Saved data entries
::::
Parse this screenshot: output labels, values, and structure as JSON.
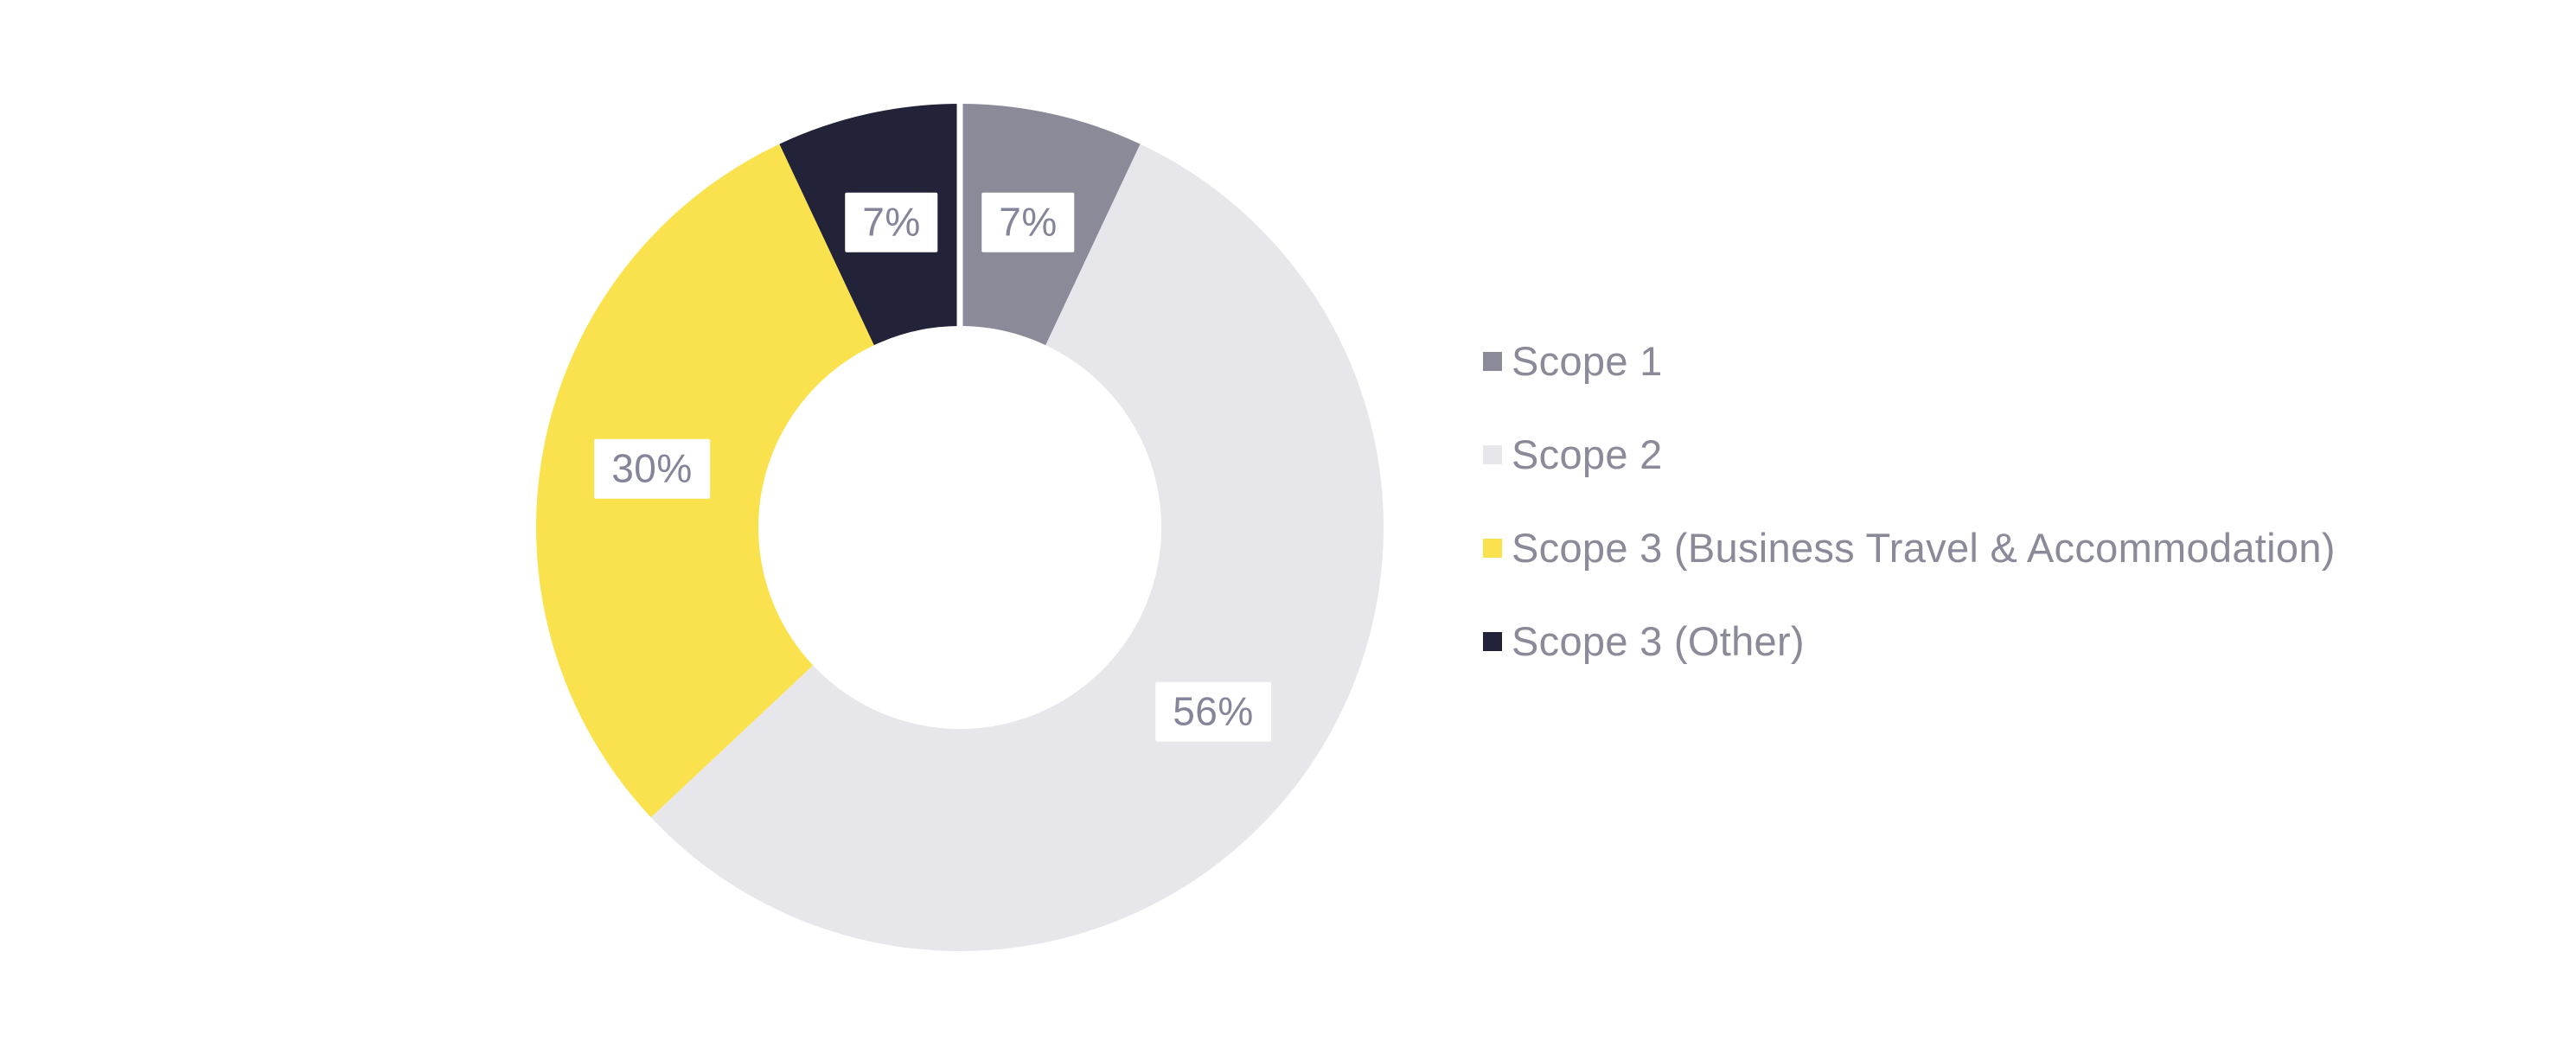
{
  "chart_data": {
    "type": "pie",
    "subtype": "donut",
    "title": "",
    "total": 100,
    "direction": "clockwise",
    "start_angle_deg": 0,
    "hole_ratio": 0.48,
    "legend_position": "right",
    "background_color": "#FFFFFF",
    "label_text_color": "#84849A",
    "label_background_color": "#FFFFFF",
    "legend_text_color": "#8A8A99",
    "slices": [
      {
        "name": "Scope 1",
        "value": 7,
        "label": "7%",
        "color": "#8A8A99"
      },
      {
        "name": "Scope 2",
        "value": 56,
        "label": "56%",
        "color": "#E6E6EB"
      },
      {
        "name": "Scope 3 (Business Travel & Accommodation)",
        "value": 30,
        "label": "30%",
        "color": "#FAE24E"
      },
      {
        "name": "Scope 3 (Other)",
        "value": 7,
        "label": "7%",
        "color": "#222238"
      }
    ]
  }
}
::::
Written task:
Reproduce each line exactly as it appears, omitting the pictures.

Response below:
Parse this screenshot: output labels, values, and structure as JSON.
{
  "chart_data": {
    "type": "pie",
    "subtype": "donut",
    "title": "",
    "total": 100,
    "direction": "clockwise",
    "start_angle_deg": 0,
    "hole_ratio": 0.48,
    "legend_position": "right",
    "background_color": "#FFFFFF",
    "label_text_color": "#84849A",
    "label_background_color": "#FFFFFF",
    "legend_text_color": "#8A8A99",
    "slices": [
      {
        "name": "Scope 1",
        "value": 7,
        "label": "7%",
        "color": "#8A8A99"
      },
      {
        "name": "Scope 2",
        "value": 56,
        "label": "56%",
        "color": "#E6E6EB"
      },
      {
        "name": "Scope 3 (Business Travel & Accommodation)",
        "value": 30,
        "label": "30%",
        "color": "#FAE24E"
      },
      {
        "name": "Scope 3 (Other)",
        "value": 7,
        "label": "7%",
        "color": "#222238"
      }
    ]
  }
}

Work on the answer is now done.